(Task description):
Output all of the records exactly as written.

(Data to use):

((

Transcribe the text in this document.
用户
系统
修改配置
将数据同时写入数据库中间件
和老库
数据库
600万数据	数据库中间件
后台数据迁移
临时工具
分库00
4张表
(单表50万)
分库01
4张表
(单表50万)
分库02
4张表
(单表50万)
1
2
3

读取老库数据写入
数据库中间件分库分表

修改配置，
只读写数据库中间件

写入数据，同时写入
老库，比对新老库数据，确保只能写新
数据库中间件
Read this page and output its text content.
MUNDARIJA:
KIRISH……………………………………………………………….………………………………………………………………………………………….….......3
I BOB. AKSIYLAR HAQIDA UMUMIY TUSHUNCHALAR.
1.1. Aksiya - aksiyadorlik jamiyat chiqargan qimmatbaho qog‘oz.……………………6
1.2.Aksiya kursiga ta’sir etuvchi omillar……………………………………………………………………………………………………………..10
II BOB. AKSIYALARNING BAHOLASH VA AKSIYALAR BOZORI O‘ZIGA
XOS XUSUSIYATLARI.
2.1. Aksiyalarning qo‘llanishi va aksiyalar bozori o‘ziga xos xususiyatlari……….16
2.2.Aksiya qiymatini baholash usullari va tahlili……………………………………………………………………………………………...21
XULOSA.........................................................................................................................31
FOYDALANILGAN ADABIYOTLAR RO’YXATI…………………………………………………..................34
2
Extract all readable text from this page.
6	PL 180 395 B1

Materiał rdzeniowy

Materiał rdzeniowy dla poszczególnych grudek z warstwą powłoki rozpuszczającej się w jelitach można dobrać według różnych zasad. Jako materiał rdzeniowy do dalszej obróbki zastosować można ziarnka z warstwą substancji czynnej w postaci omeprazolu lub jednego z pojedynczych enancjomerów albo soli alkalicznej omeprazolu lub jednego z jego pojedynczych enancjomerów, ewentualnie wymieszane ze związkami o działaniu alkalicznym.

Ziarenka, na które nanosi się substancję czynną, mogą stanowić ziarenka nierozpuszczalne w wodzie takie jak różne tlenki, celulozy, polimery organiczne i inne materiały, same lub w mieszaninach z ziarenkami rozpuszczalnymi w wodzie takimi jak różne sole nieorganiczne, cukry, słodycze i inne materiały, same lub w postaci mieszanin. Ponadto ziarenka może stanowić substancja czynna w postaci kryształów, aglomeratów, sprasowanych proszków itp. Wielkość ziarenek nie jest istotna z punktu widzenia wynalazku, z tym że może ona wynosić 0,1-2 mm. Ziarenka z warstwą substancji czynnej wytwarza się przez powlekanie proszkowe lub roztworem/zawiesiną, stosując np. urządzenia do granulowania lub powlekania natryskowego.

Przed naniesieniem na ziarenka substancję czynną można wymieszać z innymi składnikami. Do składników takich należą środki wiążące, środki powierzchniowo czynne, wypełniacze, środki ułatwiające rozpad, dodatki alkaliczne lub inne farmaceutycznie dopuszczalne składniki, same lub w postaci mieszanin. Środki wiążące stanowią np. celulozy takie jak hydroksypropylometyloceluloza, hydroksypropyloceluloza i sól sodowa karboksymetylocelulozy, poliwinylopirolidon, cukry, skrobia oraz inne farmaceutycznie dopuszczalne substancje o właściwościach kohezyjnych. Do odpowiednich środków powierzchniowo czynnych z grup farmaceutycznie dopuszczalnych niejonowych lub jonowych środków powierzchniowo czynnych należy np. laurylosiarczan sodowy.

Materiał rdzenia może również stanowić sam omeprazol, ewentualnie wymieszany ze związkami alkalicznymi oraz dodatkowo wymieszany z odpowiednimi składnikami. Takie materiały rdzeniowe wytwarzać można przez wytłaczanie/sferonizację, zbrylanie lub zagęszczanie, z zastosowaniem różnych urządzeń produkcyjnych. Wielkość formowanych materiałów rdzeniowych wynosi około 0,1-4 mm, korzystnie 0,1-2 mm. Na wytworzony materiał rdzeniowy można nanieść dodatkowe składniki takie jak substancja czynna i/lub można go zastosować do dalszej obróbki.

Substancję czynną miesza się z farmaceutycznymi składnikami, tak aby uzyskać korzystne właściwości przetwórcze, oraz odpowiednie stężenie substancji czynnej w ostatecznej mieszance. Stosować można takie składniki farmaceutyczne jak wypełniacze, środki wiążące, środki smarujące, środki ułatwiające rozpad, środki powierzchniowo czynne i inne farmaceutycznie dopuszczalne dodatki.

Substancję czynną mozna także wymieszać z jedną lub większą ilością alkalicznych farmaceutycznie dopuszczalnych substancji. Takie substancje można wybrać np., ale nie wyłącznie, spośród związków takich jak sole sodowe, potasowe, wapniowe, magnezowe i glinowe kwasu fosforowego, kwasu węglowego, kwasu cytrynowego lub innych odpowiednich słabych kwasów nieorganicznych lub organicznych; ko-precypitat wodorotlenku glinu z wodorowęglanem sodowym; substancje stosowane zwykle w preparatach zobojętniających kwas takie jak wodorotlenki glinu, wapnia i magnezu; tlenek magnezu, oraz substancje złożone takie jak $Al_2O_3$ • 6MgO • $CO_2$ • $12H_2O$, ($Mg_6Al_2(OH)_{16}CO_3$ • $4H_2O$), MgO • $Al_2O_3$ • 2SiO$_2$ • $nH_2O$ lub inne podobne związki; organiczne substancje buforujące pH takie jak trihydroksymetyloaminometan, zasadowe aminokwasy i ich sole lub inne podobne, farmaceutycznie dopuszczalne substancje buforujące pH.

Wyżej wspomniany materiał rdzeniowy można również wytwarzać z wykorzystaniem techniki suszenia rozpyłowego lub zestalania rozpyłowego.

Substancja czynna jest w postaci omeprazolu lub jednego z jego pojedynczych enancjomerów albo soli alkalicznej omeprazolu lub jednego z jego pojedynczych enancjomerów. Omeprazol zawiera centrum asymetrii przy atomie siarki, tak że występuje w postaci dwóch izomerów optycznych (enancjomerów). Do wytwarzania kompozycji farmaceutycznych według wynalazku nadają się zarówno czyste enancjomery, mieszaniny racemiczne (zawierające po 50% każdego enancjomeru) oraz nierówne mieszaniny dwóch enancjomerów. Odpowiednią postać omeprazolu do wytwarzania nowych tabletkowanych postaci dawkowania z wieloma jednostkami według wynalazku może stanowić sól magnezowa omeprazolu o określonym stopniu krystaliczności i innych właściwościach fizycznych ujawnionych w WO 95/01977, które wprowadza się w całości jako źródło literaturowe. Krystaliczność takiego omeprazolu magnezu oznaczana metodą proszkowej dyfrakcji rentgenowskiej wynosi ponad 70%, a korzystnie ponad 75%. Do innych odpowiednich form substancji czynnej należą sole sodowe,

))

(Response):
Transcribe the text in this document.
用户
系统
修改配置
将数据同时写入数据库中间件
和老库
数据库
600万数据	数据库中间件
后台数据迁移
临时工具
分库00
4张表
(单表50万)
分库01
4张表
(单表50万)
分库02
4张表
(单表50万)
1
2
3

读取老库数据写入
数据库中间件分库分表

修改配置，
只读写数据库中间件

写入数据，同时写入
老库，比对新老库数据，确保只能写新
数据库中间件
Read this page and output its text content.
MUNDARIJA:
KIRISH……………………………………………………………….………………………………………………………………………………………….….......3
I BOB. AKSIYLAR HAQIDA UMUMIY TUSHUNCHALAR.
1.1. Aksiya - aksiyadorlik jamiyat chiqargan qimmatbaho qog‘oz.……………………6
1.2.Aksiya kursiga ta’sir etuvchi omillar……………………………………………………………………………………………………………..10
II BOB. AKSIYALARNING BAHOLASH VA AKSIYALAR BOZORI O‘ZIGA
XOS XUSUSIYATLARI.
2.1. Aksiyalarning qo‘llanishi va aksiyalar bozori o‘ziga xos xususiyatlari……….16
2.2.Aksiya qiymatini baholash usullari va tahlili……………………………………………………………………………………………...21
XULOSA.........................................................................................................................31
FOYDALANILGAN ADABIYOTLAR RO’YXATI…………………………………………………..................34
2
Extract all readable text from this page.
6	PL 180 395 B1

Materiał rdzeniowy

Materiał rdzeniowy dla poszczególnych grudek z warstwą powłoki rozpuszczającej się w jelitach można dobrać według różnych zasad. Jako materiał rdzeniowy do dalszej obróbki zastosować można ziarnka z warstwą substancji czynnej w postaci omeprazolu lub jednego z pojedynczych enancjomerów albo soli alkalicznej omeprazolu lub jednego z jego pojedynczych enancjomerów, ewentualnie wymieszane ze związkami o działaniu alkalicznym.

Ziarenka, na które nanosi się substancję czynną, mogą stanowić ziarenka nierozpuszczalne w wodzie takie jak różne tlenki, celulozy, polimery organiczne i inne materiały, same lub w mieszaninach z ziarenkami rozpuszczalnymi w wodzie takimi jak różne sole nieorganiczne, cukry, słodycze i inne materiały, same lub w postaci mieszanin. Ponadto ziarenka może stanowić substancja czynna w postaci kryształów, aglomeratów, sprasowanych proszków itp. Wielkość ziarenek nie jest istotna z punktu widzenia wynalazku, z tym że może ona wynosić 0,1-2 mm. Ziarenka z warstwą substancji czynnej wytwarza się przez powlekanie proszkowe lub roztworem/zawiesiną, stosując np. urządzenia do granulowania lub powlekania natryskowego.

Przed naniesieniem na ziarenka substancję czynną można wymieszać z innymi składnikami. Do składników takich należą środki wiążące, środki powierzchniowo czynne, wypełniacze, środki ułatwiające rozpad, dodatki alkaliczne lub inne farmaceutycznie dopuszczalne składniki, same lub w postaci mieszanin. Środki wiążące stanowią np. celulozy takie jak hydroksypropylometyloceluloza, hydroksypropyloceluloza i sól sodowa karboksymetylocelulozy, poliwinylopirolidon, cukry, skrobia oraz inne farmaceutycznie dopuszczalne substancje o właściwościach kohezyjnych. Do odpowiednich środków powierzchniowo czynnych z grup farmaceutycznie dopuszczalnych niejonowych lub jonowych środków powierzchniowo czynnych należy np. laurylosiarczan sodowy.

Materiał rdzenia może również stanowić sam omeprazol, ewentualnie wymieszany ze związkami alkalicznymi oraz dodatkowo wymieszany z odpowiednimi składnikami. Takie materiały rdzeniowe wytwarzać można przez wytłaczanie/sferonizację, zbrylanie lub zagęszczanie, z zastosowaniem różnych urządzeń produkcyjnych. Wielkość formowanych materiałów rdzeniowych wynosi około 0,1-4 mm, korzystnie 0,1-2 mm. Na wytworzony materiał rdzeniowy można nanieść dodatkowe składniki takie jak substancja czynna i/lub można go zastosować do dalszej obróbki.

Substancję czynną miesza się z farmaceutycznymi składnikami, tak aby uzyskać korzystne właściwości przetwórcze, oraz odpowiednie stężenie substancji czynnej w ostatecznej mieszance. Stosować można takie składniki farmaceutyczne jak wypełniacze, środki wiążące, środki smarujące, środki ułatwiające rozpad, środki powierzchniowo czynne i inne farmaceutycznie dopuszczalne dodatki.

Substancję czynną mozna także wymieszać z jedną lub większą ilością alkalicznych farmaceutycznie dopuszczalnych substancji. Takie substancje można wybrać np., ale nie wyłącznie, spośród związków takich jak sole sodowe, potasowe, wapniowe, magnezowe i glinowe kwasu fosforowego, kwasu węglowego, kwasu cytrynowego lub innych odpowiednich słabych kwasów nieorganicznych lub organicznych; ko-precypitat wodorotlenku glinu z wodorowęglanem sodowym; substancje stosowane zwykle w preparatach zobojętniających kwas takie jak wodorotlenki glinu, wapnia i magnezu; tlenek magnezu, oraz substancje złożone takie jak $Al_2O_3$ • 6MgO • $CO_2$ • $12H_2O$, ($Mg_6Al_2(OH)_{16}CO_3$ • $4H_2O$), MgO • $Al_2O_3$ • 2SiO$_2$ • $nH_2O$ lub inne podobne związki; organiczne substancje buforujące pH takie jak trihydroksymetyloaminometan, zasadowe aminokwasy i ich sole lub inne podobne, farmaceutycznie dopuszczalne substancje buforujące pH.

Wyżej wspomniany materiał rdzeniowy można również wytwarzać z wykorzystaniem techniki suszenia rozpyłowego lub zestalania rozpyłowego.

Substancja czynna jest w postaci omeprazolu lub jednego z jego pojedynczych enancjomerów albo soli alkalicznej omeprazolu lub jednego z jego pojedynczych enancjomerów. Omeprazol zawiera centrum asymetrii przy atomie siarki, tak że występuje w postaci dwóch izomerów optycznych (enancjomerów). Do wytwarzania kompozycji farmaceutycznych według wynalazku nadają się zarówno czyste enancjomery, mieszaniny racemiczne (zawierające po 50% każdego enancjomeru) oraz nierówne mieszaniny dwóch enancjomerów. Odpowiednią postać omeprazolu do wytwarzania nowych tabletkowanych postaci dawkowania z wieloma jednostkami według wynalazku może stanowić sól magnezowa omeprazolu o określonym stopniu krystaliczności i innych właściwościach fizycznych ujawnionych w WO 95/01977, które wprowadza się w całości jako źródło literaturowe. Krystaliczność takiego omeprazolu magnezu oznaczana metodą proszkowej dyfrakcji rentgenowskiej wynosi ponad 70%, a korzystnie ponad 75%. Do innych odpowiednich form substancji czynnej należą sole sodowe,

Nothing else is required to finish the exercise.